### Work instructions
Find every line in the records below that holds the word "калоприемники", and copy it out.

──────── Records for this exercise ────────

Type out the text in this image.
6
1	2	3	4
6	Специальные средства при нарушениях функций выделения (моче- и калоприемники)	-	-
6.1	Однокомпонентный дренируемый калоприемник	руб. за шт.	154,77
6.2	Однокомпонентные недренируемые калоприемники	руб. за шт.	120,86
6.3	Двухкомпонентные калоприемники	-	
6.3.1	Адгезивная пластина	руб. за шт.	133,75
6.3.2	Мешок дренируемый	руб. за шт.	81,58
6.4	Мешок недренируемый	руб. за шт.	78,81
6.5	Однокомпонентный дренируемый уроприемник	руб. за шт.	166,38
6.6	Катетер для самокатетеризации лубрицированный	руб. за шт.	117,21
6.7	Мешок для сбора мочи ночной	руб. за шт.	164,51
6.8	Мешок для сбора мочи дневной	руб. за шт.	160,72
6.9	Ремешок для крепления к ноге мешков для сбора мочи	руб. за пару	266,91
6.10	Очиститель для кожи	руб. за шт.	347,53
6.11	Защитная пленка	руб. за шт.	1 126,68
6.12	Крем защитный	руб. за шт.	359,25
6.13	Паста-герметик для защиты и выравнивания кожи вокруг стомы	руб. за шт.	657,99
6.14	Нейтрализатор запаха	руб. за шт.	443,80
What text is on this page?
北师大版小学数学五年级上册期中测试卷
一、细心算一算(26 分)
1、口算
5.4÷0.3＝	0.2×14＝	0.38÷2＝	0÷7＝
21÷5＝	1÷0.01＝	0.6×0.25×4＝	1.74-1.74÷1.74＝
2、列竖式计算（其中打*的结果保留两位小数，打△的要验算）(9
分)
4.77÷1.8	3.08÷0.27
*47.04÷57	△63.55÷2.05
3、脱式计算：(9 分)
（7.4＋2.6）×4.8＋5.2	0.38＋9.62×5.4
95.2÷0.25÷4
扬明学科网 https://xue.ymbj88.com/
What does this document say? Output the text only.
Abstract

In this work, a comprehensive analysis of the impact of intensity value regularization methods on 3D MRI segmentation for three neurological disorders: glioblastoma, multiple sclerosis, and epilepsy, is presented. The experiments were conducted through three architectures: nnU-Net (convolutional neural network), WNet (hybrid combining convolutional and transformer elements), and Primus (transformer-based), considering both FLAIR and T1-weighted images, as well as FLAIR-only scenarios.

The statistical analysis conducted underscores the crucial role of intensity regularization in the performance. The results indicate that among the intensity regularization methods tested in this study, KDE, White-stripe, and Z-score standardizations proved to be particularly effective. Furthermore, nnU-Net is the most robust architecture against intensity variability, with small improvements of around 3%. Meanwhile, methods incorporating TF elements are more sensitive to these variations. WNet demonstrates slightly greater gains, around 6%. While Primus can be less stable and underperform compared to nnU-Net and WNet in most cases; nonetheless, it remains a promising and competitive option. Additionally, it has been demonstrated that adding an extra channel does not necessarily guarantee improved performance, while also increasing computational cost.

────────

### Answer to the task
6	Специальные средства при нарушениях функций выделения (моче- и калоприемники)	-	-
6.2	Однокомпонентные недренируемые калоприемники	руб. за шт.	120,86
6.3	Двухкомпонентные калоприемники	-	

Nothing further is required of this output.